**WRITTEN PROBLEM**:
Check every line of the entries for "track", and copy the lines that hold it.

Stored items
%%

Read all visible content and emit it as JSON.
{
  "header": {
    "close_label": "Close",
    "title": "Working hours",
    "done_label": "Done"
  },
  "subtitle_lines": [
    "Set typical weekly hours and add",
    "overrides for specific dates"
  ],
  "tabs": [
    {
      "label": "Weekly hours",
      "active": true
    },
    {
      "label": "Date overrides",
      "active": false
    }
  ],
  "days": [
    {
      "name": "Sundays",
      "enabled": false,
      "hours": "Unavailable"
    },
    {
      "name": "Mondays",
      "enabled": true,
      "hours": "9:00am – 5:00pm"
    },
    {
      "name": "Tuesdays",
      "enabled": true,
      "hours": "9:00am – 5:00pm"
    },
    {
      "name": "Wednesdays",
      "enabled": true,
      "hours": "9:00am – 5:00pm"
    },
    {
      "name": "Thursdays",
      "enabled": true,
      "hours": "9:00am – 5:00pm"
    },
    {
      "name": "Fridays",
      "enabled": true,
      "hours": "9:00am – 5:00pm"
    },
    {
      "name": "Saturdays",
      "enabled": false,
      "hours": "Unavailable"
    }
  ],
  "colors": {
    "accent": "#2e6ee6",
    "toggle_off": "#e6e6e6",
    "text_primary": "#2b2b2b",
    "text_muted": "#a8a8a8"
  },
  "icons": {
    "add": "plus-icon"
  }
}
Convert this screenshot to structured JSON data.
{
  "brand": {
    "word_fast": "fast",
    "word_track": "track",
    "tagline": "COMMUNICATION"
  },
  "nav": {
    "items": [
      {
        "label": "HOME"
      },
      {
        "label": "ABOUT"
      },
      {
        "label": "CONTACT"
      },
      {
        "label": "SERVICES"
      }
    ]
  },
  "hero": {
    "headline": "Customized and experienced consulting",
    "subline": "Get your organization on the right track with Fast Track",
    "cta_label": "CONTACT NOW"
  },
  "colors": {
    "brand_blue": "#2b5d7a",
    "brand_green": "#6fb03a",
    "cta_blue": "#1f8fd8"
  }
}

%%
%%

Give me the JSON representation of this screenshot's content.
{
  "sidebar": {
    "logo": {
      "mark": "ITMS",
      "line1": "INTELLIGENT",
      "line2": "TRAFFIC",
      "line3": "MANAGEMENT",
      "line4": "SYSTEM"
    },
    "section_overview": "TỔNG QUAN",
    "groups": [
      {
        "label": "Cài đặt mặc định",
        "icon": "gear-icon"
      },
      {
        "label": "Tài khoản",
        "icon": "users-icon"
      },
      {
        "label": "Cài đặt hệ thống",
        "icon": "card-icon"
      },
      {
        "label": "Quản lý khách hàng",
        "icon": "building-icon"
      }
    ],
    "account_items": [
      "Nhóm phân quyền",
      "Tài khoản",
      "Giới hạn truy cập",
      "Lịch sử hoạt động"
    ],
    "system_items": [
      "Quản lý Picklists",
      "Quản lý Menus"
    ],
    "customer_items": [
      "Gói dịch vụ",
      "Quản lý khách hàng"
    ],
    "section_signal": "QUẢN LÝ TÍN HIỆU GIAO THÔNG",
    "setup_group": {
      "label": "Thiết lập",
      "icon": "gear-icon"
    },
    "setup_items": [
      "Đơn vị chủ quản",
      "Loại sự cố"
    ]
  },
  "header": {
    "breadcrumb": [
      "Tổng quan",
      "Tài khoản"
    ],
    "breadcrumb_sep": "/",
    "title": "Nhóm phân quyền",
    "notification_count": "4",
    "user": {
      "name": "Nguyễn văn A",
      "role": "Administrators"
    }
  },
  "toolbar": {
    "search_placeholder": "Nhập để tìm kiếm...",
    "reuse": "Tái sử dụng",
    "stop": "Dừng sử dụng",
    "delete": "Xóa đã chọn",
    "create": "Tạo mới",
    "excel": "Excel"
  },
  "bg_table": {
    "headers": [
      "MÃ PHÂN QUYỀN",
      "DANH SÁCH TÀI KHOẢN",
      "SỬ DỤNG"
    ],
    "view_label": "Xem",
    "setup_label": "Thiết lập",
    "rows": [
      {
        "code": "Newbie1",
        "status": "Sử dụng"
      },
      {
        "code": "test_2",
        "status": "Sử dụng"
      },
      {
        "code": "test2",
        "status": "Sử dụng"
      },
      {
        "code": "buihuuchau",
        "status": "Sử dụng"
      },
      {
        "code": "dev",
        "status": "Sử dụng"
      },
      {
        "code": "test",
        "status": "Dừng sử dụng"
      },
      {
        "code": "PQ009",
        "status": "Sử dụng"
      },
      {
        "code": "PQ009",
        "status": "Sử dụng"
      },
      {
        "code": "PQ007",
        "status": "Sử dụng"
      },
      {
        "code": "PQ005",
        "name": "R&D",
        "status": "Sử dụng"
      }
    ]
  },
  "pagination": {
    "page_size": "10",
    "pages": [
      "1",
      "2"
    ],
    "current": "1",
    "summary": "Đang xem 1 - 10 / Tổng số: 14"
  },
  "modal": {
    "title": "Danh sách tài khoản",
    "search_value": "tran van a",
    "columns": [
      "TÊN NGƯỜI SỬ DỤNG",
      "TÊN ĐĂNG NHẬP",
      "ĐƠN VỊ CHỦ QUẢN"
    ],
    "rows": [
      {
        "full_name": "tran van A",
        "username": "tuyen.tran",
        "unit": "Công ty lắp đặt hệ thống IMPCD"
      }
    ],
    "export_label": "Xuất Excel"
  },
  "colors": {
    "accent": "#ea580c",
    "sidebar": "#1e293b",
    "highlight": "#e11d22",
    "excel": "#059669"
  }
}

%%

**THE REPLY**:
    "word_track": "track",
    "subline": "Get your organization on the right track with Fast Track",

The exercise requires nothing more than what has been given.